▸ Stated problem
Reproduce all entries verbatim, with nothing added or dropped.

[Dataset rows about figures]
***

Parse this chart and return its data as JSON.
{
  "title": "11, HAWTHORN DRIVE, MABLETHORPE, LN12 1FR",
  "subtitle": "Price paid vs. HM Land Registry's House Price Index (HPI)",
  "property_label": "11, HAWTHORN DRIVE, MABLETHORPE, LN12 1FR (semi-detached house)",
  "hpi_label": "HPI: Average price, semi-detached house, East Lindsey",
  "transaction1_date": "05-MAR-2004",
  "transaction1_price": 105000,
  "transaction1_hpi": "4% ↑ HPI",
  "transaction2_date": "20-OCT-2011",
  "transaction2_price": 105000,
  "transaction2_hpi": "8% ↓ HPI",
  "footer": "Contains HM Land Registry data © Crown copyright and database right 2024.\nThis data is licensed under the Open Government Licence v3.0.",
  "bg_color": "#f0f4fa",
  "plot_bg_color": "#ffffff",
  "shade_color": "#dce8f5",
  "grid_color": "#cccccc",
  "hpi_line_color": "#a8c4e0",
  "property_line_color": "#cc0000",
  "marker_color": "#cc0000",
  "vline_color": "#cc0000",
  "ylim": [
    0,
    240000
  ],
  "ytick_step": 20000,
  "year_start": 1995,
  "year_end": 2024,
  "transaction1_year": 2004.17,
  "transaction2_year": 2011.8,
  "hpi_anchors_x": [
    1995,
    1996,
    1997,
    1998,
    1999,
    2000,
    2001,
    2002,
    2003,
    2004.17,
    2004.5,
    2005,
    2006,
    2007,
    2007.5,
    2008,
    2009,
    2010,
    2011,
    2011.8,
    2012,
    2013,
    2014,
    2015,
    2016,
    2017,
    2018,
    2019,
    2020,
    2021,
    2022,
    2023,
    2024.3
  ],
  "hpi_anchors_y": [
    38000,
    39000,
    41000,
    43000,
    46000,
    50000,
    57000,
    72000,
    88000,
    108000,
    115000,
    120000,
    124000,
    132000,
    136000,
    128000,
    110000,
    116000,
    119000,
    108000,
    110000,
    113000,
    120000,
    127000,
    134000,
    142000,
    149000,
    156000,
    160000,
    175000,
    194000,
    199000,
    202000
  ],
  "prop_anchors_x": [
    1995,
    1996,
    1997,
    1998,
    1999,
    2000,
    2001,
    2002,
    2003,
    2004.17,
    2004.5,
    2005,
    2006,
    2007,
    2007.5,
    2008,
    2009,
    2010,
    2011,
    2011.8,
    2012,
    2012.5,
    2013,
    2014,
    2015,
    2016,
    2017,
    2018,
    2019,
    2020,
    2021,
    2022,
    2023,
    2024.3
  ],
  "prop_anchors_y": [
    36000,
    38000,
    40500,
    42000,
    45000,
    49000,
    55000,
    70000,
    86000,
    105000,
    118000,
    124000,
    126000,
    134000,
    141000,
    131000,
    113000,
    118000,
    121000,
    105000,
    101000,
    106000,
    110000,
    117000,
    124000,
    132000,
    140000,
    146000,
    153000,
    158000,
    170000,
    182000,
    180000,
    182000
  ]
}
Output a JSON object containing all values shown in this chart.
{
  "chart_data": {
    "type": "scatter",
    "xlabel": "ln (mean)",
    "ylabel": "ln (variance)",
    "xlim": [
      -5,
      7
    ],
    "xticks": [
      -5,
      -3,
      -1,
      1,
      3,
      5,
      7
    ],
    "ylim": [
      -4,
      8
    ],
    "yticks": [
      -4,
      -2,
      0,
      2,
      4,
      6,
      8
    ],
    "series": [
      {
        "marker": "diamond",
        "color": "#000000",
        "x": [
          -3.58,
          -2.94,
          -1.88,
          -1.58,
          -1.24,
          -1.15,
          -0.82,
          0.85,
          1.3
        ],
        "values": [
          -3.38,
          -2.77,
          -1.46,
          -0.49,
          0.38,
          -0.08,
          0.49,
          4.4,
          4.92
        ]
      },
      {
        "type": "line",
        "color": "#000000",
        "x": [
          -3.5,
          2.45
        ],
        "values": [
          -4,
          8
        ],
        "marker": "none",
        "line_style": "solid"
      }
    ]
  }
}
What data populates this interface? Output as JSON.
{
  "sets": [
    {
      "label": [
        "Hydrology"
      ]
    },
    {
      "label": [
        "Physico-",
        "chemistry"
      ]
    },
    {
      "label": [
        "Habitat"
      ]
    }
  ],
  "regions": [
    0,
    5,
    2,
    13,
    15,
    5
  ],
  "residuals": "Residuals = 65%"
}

***

▸ Task result
Parse this chart and return its data as JSON.
{
  "title": "11, HAWTHORN DRIVE, MABLETHORPE, LN12 1FR",
  "subtitle": "Price paid vs. HM Land Registry's House Price Index (HPI)",
  "property_label": "11, HAWTHORN DRIVE, MABLETHORPE, LN12 1FR (semi-detached house)",
  "hpi_label": "HPI: Average price, semi-detached house, East Lindsey",
  "transaction1_date": "05-MAR-2004",
  "transaction1_price": 105000,
  "transaction1_hpi": "4% ↑ HPI",
  "transaction2_date": "20-OCT-2011",
  "transaction2_price": 105000,
  "transaction2_hpi": "8% ↓ HPI",
  "footer": "Contains HM Land Registry data © Crown copyright and database right 2024.\nThis data is licensed under the Open Government Licence v3.0.",
  "bg_color": "#f0f4fa",
  "plot_bg_color": "#ffffff",
  "shade_color": "#dce8f5",
  "grid_color": "#cccccc",
  "hpi_line_color": "#a8c4e0",
  "property_line_color": "#cc0000",
  "marker_color": "#cc0000",
  "vline_color": "#cc0000",
  "ylim": [
    0,
    240000
  ],
  "ytick_step": 20000,
  "year_start": 1995,
  "year_end": 2024,
  "transaction1_year": 2004.17,
  "transaction2_year": 2011.8,
  "hpi_anchors_x": [
    1995,
    1996,
    1997,
    1998,
    1999,
    2000,
    2001,
    2002,
    2003,
    2004.17,
    2004.5,
    2005,
    2006,
    2007,
    2007.5,
    2008,
    2009,
    2010,
    2011,
    2011.8,
    2012,
    2013,
    2014,
    2015,
    2016,
    2017,
    2018,
    2019,
    2020,
    2021,
    2022,
    2023,
    2024.3
  ],
  "hpi_anchors_y": [
    38000,
    39000,
    41000,
    43000,
    46000,
    50000,
    57000,
    72000,
    88000,
    108000,
    115000,
    120000,
    124000,
    132000,
    136000,
    128000,
    110000,
    116000,
    119000,
    108000,
    110000,
    113000,
    120000,
    127000,
    134000,
    142000,
    149000,
    156000,
    160000,
    175000,
    194000,
    199000,
    202000
  ],
  "prop_anchors_x": [
    1995,
    1996,
    1997,
    1998,
    1999,
    2000,
    2001,
    2002,
    2003,
    2004.17,
    2004.5,
    2005,
    2006,
    2007,
    2007.5,
    2008,
    2009,
    2010,
    2011,
    2011.8,
    2012,
    2012.5,
    2013,
    2014,
    2015,
    2016,
    2017,
    2018,
    2019,
    2020,
    2021,
    2022,
    2023,
    2024.3
  ],
  "prop_anchors_y": [
    36000,
    38000,
    40500,
    42000,
    45000,
    49000,
    55000,
    70000,
    86000,
    105000,
    118000,
    124000,
    126000,
    134000,
    141000,
    131000,
    113000,
    118000,
    121000,
    105000,
    101000,
    106000,
    110000,
    117000,
    124000,
    132000,
    140000,
    146000,
    153000,
    158000,
    170000,
    182000,
    180000,
    182000
  ]
}
Output a JSON object containing all values shown in this chart.
{
  "chart_data": {
    "type": "scatter",
    "xlabel": "ln (mean)",
    "ylabel": "ln (variance)",
    "xlim": [
      -5,
      7
    ],
    "xticks": [
      -5,
      -3,
      -1,
      1,
      3,
      5,
      7
    ],
    "ylim": [
      -4,
      8
    ],
    "yticks": [
      -4,
      -2,
      0,
      2,
      4,
      6,
      8
    ],
    "series": [
      {
        "marker": "diamond",
        "color": "#000000",
        "x": [
          -3.58,
          -2.94,
          -1.88,
          -1.58,
          -1.24,
          -1.15,
          -0.82,
          0.85,
          1.3
        ],
        "values": [
          -3.38,
          -2.77,
          -1.46,
          -0.49,
          0.38,
          -0.08,
          0.49,
          4.4,
          4.92
        ]
      },
      {
        "type": "line",
        "color": "#000000",
        "x": [
          -3.5,
          2.45
        ],
        "values": [
          -4,
          8
        ],
        "marker": "none",
        "line_style": "solid"
      }
    ]
  }
}
What data populates this interface? Output as JSON.
{
  "sets": [
    {
      "label": [
        "Hydrology"
      ]
    },
    {
      "label": [
        "Physico-",
        "chemistry"
      ]
    },
    {
      "label": [
        "Habitat"
      ]
    }
  ],
  "regions": [
    0,
    5,
    2,
    13,
    15,
    5
  ],
  "residuals": "Residuals = 65%"
}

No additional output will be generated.